Storz is the picture of health but says she wasn’t always.
“I had something of an unhealthy childhood, “she says. “I was an unhealthy weight, too, when I was older. I smoked and I drank and didn’t have a very healthy lifestyle. Then I started hanging around some different people and I took a different perspective. I started walking first, then running. One day I was taking a group exercise class and I thought, ‘I could do this — better’ and I got my first certification. I’ve been teaching ever since, for 15 years now.”
She holds nearly a dozen certifications now.
One of the teaching strategies she uses for the wee ones at Montessori is to engage them in a storyline they then act out with yoga moves. Little crabs stretch out before creeping slowly sideways and then closing up tight to protect themselves from swooping seagulls. By the time they stretch out and breathe deeply, again safe and sound, a good bit of physical activity has taken place, cleverly disguised as play.
“Sometimes we will read a story first and then they will tell me what happens next,” she says.
She employs other strategies for the older students, including splitting them into smaller groups and separating the boys from the girls so self-consciousness doesn’t interfere as much with concentration.
Starting the day this way means the kids are more centered, she says.
It works for big people, too.
“Just paying attention to the breathing alone has benefits — the entire nervous system responds,” she says. “I¿have clients at McDowell who take their blood pressure before class and then after, and there is a marked improvement.”
By not waiting until an age where blood pressure is a factor to teach yoga to children, Storz may be establishing good habits for a lifetime.
“The more people who do yoga, who bring that peacefulness into the world every day, the more the world will be a better place,” she says.

============

Stated goal ->
Answer these from the passage about Storz:
1. How long has Storz been teaching?
2. What animal do the children at Montessori act out with yoga moves?
3. Why does she separate the boys from the girls in the older classes?

============

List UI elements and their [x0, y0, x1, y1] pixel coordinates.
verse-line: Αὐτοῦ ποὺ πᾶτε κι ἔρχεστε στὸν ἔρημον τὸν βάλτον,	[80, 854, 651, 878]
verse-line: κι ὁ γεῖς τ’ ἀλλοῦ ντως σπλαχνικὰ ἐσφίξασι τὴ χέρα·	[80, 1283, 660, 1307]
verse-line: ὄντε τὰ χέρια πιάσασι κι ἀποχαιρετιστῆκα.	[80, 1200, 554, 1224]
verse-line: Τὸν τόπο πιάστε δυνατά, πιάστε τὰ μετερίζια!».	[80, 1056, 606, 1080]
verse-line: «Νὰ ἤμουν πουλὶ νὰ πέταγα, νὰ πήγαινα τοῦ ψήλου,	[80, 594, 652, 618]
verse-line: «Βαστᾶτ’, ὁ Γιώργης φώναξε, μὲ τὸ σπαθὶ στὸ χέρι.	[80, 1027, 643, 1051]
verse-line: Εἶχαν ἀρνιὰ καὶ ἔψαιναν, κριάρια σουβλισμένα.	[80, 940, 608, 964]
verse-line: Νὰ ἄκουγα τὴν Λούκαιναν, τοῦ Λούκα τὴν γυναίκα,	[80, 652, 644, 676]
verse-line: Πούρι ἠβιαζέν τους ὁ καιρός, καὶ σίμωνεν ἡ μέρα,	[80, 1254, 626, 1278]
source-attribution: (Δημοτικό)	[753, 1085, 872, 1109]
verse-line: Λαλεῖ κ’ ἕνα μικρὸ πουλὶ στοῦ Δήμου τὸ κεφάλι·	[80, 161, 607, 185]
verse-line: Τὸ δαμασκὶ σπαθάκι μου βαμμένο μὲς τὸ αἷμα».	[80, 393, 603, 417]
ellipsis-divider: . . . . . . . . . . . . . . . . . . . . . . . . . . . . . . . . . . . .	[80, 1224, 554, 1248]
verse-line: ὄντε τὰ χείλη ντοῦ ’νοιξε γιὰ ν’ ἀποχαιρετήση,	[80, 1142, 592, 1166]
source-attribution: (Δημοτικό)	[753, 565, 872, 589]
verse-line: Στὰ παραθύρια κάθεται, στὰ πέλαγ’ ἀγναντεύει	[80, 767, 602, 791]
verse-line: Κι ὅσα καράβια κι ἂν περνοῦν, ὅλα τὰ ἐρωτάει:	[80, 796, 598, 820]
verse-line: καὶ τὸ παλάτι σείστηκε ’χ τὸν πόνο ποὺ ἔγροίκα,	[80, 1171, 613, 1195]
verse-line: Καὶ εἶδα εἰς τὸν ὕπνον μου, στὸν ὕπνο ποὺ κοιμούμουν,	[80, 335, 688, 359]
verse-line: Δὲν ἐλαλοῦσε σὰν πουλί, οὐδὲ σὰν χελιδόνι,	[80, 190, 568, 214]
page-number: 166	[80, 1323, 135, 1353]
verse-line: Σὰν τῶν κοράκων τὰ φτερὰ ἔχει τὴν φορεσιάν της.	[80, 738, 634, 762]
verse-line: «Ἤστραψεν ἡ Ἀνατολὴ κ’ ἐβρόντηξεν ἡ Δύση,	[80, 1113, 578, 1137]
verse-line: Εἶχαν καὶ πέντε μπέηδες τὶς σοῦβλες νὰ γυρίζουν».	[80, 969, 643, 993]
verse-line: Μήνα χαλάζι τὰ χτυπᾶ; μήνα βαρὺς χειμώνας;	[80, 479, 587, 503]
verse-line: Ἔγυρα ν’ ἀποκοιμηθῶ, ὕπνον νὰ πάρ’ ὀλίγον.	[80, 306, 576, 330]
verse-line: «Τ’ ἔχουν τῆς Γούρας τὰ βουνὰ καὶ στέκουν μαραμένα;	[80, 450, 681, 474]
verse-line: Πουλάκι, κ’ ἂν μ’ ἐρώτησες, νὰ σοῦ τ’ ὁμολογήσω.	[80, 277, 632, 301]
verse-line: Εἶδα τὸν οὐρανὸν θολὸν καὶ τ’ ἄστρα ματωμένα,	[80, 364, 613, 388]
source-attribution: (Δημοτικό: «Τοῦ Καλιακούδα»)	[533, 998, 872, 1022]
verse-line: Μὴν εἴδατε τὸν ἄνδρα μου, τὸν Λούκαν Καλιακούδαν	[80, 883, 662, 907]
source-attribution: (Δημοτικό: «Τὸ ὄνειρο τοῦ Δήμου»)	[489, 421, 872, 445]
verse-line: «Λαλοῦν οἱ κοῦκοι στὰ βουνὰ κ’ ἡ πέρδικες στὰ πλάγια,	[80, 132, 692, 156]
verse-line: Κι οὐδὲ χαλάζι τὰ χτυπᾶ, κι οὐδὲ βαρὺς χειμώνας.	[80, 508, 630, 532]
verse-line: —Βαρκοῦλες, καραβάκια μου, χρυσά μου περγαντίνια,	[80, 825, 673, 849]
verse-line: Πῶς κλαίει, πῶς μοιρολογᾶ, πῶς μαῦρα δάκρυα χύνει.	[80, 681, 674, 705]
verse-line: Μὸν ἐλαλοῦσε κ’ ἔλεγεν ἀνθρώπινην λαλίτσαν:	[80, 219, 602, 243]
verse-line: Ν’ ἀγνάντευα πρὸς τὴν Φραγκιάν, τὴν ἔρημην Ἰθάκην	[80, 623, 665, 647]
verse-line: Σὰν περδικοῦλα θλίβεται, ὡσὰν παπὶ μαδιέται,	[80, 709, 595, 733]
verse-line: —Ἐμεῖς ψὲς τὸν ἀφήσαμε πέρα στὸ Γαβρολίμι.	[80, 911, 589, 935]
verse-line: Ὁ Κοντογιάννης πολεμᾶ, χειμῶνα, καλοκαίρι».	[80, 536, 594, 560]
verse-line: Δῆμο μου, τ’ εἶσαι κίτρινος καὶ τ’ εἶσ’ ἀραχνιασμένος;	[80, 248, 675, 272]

============

Exercise result ->
1. For 15 years.
2. Crabs.
3. So self-consciousness doesn't interfere as much with concentration.